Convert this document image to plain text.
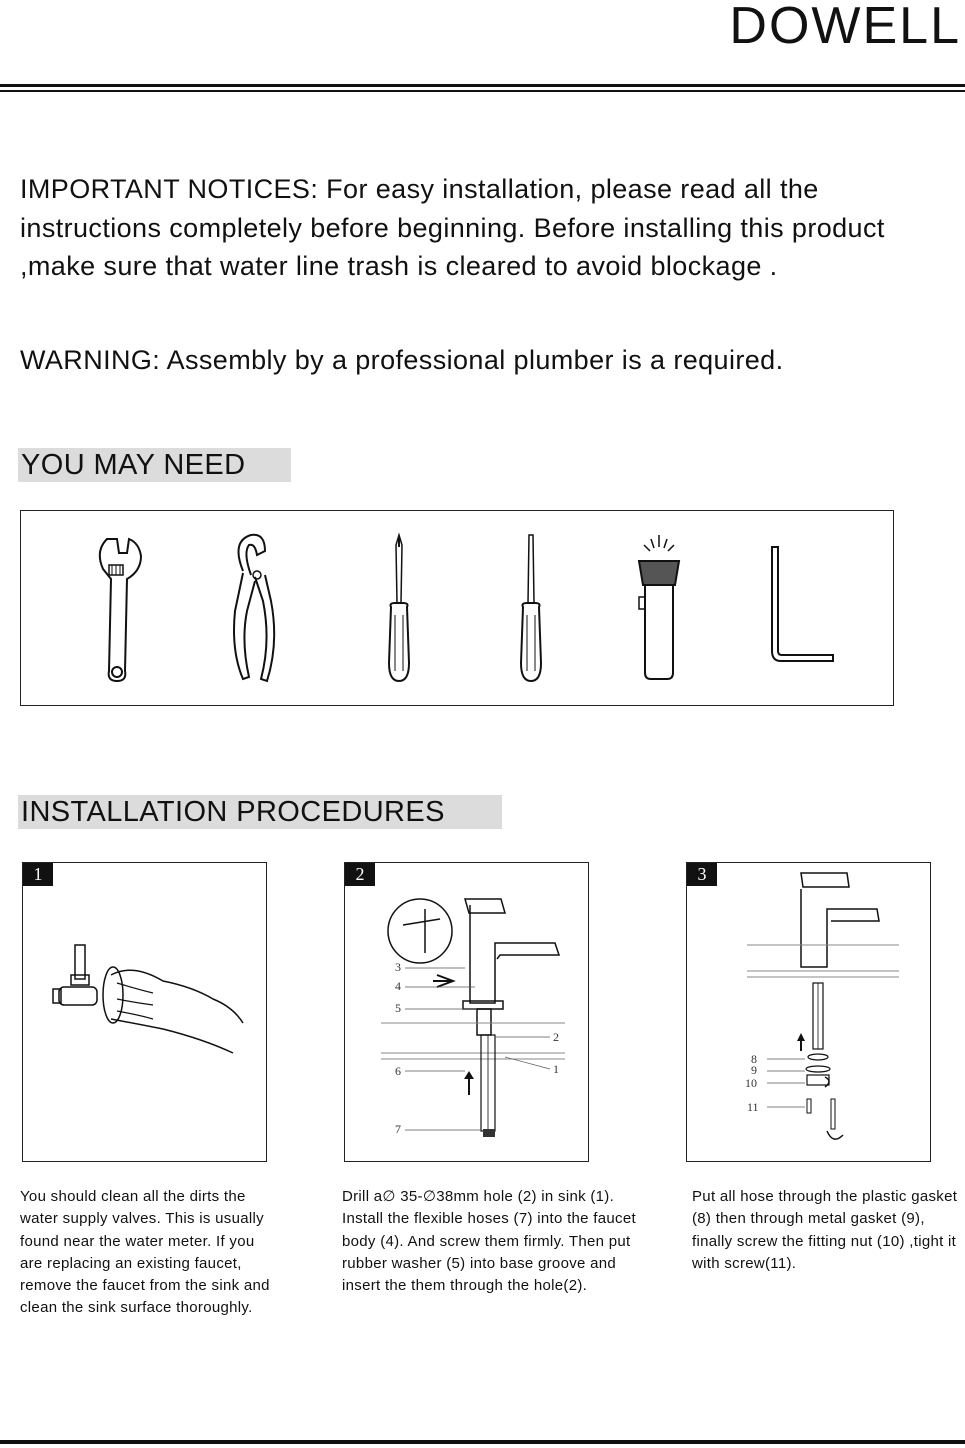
DOWELL
IMPORTANT NOTICES: For easy installation, please read all the instructions completely before beginning. Before installing this product ,make sure that water line trash is cleared to avoid blockage .
WARNING: Assembly by a professional plumber is a required.
YOU MAY NEED
INSTALLATION PROCEDURES
1
You should clean all the dirts the water supply valves. This is usually found near the water meter. If you are replacing an existing faucet, remove the faucet from the sink and clean the sink surface thoroughly.
2
3
4
5
2
6	1
7
Drill a∅ 35-∅38mm hole (2) in sink (1). Install the flexible hoses (7) into the faucet body (4). And screw them firmly. Then put rubber washer (5) into base groove and insert the them through the hole(2).
3
8
9
10
11
Put all hose through the plastic gasket (8) then through metal gasket (9), finally screw the fitting nut (10) ,tight it with screw(11).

....

**Stated problem**
Only lines with the word "screw" are wanted, so copy each one from the records.

**Result of the exercise**
Drill a∅ 35-∅38mm hole (2) in sink (1). Install the flexible hoses (7) into the faucet body (4). And screw them firmly. Then put rubber washer (5) into base groove and insert the them through the hole(2).
Put all hose through the plastic gasket (8) then through metal gasket (9), finally screw the fitting nut (10) ,tight it with screw(11).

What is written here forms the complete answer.